BEGIN Exercise material

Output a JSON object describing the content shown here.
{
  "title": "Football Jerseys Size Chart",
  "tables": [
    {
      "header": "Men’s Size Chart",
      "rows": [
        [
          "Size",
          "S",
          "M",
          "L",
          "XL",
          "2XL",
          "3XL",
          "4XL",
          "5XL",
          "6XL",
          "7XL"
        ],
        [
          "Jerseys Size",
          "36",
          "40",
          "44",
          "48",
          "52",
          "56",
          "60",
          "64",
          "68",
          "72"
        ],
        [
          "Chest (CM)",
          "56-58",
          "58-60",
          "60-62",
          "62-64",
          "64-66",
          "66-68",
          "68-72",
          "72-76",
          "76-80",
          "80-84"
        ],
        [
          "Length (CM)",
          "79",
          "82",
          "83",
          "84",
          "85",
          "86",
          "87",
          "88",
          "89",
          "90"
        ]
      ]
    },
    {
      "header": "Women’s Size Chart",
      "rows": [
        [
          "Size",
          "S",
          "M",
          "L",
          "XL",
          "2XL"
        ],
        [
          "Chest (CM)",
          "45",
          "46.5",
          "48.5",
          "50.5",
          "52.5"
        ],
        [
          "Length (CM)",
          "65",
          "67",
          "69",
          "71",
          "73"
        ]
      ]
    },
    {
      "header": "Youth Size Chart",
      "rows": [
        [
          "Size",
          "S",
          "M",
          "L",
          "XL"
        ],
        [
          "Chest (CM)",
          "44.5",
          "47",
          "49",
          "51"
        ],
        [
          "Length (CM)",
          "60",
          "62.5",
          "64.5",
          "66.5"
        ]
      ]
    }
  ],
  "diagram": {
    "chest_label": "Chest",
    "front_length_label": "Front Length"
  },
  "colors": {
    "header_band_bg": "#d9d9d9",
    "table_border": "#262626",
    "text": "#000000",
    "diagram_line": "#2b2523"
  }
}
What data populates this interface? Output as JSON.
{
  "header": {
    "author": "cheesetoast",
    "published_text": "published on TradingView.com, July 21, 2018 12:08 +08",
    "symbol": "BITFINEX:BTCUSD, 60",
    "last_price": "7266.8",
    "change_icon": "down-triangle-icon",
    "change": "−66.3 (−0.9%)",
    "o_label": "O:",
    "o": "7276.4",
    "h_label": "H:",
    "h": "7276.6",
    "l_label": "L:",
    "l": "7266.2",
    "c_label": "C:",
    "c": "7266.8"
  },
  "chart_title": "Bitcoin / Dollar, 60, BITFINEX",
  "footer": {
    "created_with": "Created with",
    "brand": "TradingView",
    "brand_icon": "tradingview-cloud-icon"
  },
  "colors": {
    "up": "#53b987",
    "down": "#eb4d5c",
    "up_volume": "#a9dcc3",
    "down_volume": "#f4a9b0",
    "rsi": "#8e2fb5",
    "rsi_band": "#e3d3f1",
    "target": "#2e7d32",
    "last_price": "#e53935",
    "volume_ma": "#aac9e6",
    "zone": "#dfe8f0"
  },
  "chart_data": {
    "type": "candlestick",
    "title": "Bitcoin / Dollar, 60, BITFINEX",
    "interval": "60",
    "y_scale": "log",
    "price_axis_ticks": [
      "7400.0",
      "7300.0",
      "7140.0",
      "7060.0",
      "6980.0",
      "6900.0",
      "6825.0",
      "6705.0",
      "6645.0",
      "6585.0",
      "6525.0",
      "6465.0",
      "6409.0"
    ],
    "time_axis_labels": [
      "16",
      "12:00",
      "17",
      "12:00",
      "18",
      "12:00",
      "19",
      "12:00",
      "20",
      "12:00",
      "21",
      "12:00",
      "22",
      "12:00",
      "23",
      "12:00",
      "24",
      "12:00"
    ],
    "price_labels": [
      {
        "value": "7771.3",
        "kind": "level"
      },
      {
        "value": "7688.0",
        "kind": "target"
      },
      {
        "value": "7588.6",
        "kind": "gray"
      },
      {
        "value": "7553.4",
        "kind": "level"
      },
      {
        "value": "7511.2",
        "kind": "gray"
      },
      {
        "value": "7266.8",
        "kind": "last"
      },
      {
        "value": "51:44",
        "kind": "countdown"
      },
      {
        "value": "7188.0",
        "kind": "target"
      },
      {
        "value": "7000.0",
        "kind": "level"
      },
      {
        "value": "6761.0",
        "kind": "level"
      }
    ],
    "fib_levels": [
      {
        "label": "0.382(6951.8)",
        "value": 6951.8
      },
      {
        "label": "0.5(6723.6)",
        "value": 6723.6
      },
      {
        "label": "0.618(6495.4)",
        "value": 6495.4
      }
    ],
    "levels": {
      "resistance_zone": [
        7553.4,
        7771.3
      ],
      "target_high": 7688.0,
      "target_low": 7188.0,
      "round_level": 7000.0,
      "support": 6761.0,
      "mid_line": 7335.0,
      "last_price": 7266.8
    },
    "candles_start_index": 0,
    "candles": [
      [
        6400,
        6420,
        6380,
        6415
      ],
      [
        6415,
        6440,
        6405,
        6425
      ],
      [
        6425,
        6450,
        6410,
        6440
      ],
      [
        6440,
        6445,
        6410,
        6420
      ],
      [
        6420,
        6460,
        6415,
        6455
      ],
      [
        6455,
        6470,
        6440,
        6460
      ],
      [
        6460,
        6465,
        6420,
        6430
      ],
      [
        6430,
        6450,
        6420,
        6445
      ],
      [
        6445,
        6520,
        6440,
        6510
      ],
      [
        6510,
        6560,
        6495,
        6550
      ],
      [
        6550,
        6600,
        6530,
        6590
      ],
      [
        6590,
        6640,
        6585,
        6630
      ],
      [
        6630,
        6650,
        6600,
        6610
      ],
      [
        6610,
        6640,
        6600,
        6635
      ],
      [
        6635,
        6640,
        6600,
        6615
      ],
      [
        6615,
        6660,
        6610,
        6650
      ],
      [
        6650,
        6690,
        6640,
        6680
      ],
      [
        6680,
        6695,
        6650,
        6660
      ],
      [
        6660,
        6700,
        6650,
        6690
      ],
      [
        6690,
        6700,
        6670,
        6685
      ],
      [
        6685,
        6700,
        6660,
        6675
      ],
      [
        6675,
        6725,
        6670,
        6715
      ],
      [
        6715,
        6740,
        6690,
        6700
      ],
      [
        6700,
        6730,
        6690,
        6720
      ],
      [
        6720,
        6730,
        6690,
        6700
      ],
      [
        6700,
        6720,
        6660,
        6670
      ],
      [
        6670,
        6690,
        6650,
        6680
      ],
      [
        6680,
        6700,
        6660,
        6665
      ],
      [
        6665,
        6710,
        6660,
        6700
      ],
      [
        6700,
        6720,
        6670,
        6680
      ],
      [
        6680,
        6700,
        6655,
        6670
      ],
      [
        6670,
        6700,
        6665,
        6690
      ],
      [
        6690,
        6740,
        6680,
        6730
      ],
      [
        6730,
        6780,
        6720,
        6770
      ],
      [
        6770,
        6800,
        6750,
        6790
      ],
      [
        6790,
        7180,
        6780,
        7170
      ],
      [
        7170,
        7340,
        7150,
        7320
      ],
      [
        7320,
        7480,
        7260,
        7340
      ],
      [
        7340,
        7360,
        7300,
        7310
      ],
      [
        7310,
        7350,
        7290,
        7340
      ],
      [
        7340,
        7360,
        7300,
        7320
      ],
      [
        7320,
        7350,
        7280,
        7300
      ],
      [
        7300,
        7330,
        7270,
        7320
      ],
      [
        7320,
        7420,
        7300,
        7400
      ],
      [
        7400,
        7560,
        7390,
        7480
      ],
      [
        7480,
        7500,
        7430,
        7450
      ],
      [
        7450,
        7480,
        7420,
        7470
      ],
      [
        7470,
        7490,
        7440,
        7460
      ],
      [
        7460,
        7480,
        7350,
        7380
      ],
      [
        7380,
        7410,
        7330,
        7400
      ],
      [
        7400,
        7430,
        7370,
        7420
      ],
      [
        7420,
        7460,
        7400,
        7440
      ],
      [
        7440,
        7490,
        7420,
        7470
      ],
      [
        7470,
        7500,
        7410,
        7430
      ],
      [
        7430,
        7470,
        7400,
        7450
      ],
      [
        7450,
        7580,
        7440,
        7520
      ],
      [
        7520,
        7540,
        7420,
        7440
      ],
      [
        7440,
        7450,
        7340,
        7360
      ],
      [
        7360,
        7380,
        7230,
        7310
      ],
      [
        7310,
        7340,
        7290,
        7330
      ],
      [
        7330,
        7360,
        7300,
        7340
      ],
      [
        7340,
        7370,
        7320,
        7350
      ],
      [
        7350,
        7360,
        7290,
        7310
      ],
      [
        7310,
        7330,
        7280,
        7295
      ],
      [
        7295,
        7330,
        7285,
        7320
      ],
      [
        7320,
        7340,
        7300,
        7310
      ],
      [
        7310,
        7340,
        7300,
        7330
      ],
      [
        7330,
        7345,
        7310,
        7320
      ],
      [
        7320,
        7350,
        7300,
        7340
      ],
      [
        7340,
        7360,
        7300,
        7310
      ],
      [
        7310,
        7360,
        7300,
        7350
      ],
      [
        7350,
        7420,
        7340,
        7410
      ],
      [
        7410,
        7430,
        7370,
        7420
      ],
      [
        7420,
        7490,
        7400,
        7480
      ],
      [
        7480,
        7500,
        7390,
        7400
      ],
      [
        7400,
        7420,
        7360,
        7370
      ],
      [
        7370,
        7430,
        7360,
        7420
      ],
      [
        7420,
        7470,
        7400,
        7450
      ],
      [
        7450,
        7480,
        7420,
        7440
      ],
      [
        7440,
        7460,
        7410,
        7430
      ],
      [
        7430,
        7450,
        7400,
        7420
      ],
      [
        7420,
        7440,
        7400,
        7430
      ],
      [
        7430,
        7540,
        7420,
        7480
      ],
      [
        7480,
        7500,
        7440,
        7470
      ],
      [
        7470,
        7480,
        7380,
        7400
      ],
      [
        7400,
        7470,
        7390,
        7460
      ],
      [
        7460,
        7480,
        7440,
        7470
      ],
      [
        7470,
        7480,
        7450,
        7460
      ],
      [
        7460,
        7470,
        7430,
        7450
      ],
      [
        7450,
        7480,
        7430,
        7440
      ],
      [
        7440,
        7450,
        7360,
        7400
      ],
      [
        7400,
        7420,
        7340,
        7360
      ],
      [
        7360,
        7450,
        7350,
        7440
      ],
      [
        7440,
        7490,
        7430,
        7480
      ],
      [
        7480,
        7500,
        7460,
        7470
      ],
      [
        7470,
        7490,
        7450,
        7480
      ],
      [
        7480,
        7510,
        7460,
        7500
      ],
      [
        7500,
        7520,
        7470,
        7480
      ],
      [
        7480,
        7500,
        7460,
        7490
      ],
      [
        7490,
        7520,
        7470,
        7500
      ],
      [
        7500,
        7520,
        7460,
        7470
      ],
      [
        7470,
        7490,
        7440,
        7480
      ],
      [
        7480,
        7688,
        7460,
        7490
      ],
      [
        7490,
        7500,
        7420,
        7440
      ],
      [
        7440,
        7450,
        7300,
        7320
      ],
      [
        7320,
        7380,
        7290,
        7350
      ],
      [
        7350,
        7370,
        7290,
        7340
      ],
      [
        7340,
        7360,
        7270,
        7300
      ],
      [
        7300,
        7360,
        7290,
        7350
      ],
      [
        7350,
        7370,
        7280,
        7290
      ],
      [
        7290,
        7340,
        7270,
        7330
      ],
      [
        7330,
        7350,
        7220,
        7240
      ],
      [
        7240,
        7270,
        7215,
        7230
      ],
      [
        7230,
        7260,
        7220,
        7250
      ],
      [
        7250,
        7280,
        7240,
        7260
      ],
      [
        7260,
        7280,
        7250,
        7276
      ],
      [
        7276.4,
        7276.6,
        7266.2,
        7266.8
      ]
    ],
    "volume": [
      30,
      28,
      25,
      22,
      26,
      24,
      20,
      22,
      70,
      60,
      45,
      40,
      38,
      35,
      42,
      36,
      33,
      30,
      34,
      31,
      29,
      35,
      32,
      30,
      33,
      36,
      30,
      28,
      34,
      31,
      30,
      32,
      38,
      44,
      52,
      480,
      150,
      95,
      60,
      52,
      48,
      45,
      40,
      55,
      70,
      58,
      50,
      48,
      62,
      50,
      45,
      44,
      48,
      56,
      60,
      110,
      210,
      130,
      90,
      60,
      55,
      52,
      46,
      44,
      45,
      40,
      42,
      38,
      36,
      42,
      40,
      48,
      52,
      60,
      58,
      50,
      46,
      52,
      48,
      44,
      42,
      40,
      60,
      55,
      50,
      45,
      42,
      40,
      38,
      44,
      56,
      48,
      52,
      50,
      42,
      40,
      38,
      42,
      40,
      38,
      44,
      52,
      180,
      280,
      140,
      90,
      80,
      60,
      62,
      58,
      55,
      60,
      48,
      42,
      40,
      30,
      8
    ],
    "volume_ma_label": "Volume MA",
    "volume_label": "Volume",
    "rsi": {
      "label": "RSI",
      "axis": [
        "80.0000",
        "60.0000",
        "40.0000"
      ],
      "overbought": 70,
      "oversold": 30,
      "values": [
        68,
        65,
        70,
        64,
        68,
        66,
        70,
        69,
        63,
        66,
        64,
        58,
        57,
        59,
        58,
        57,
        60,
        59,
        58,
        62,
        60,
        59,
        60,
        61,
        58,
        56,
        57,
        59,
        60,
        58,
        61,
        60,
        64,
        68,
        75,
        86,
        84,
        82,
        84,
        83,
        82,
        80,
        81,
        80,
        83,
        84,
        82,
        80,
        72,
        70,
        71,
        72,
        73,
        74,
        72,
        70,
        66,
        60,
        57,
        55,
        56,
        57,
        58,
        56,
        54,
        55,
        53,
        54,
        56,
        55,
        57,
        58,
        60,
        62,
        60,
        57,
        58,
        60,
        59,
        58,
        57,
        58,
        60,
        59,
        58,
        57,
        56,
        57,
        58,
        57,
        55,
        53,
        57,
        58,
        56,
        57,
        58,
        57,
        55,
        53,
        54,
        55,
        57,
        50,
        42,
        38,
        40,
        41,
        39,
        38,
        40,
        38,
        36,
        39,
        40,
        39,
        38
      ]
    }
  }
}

END Exercise material

→ Written problem
Point out every line holding the string "icon" and copy it.

→ Response to the exercise
    "change_icon": "down-triangle-icon",
    "brand_icon": "tradingview-cloud-icon"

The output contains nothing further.